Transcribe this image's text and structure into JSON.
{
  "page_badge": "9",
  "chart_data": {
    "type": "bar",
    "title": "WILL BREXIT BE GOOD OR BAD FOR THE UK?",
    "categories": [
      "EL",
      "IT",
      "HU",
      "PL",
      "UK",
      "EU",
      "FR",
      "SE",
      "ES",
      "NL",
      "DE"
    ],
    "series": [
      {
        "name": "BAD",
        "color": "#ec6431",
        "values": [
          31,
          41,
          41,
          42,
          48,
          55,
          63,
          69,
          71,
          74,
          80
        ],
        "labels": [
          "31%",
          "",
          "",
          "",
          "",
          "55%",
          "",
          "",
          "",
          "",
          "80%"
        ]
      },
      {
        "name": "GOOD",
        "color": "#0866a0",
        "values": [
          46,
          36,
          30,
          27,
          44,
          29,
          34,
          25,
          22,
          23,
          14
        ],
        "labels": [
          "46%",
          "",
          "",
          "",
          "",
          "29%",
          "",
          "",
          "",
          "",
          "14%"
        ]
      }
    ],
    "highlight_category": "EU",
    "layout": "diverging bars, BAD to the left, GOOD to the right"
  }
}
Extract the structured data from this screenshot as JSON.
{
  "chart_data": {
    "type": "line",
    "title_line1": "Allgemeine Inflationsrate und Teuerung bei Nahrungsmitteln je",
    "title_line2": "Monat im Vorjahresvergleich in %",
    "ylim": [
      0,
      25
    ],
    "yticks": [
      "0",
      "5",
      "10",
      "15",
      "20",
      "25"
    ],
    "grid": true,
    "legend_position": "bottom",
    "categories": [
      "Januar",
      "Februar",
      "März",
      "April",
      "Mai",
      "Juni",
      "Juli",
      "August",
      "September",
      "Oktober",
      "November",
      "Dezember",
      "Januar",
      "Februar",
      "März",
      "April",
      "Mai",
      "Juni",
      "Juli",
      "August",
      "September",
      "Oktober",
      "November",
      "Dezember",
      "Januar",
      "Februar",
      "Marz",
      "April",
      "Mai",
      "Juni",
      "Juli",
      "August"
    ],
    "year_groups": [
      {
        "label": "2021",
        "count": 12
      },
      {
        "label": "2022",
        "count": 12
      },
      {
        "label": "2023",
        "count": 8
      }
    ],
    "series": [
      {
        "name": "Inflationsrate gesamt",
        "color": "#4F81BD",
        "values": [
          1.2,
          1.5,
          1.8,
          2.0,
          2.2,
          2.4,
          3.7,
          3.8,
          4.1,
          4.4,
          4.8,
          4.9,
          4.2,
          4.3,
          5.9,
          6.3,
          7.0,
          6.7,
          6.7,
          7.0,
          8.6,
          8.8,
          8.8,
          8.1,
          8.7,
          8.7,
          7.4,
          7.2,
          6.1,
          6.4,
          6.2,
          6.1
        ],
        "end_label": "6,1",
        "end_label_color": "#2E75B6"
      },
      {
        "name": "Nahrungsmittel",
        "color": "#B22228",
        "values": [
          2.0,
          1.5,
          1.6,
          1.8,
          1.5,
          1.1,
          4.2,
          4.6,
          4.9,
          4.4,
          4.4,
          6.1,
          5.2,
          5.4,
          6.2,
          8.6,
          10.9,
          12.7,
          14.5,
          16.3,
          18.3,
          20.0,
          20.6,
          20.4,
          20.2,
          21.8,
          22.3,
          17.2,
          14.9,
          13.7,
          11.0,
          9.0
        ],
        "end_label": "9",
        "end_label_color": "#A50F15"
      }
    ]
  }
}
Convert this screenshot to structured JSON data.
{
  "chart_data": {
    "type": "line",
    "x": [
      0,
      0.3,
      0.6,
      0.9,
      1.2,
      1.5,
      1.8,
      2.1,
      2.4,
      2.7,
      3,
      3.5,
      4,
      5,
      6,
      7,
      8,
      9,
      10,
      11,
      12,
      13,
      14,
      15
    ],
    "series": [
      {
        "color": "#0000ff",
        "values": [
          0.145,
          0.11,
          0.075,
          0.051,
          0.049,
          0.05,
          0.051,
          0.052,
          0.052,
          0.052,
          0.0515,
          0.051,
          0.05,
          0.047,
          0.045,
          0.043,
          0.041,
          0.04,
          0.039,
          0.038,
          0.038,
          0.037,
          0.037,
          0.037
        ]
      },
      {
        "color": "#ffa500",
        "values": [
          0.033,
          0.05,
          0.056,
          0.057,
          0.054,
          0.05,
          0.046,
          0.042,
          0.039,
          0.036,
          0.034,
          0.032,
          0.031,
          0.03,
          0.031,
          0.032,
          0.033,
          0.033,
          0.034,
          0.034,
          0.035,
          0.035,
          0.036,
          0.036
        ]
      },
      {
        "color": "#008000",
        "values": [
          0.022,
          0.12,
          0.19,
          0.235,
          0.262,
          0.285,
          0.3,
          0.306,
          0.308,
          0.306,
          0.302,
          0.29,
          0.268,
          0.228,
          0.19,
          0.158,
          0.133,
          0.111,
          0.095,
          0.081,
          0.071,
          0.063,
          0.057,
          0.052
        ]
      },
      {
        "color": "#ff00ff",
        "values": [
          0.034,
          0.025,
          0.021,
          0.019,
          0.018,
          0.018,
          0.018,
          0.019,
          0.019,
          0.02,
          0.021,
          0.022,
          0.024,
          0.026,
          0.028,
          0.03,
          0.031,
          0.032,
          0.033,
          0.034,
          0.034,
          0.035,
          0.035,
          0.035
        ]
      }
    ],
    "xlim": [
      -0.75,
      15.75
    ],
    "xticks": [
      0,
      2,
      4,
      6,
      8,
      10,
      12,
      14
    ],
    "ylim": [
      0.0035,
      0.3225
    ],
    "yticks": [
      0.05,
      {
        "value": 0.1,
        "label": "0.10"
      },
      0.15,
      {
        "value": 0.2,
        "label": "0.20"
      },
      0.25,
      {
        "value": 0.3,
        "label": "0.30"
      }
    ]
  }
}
+ + + + + + +
### Aim of the task
Your task is to report how many lines of the material include the string "this". Give the number and no other words.

### Finished answer
3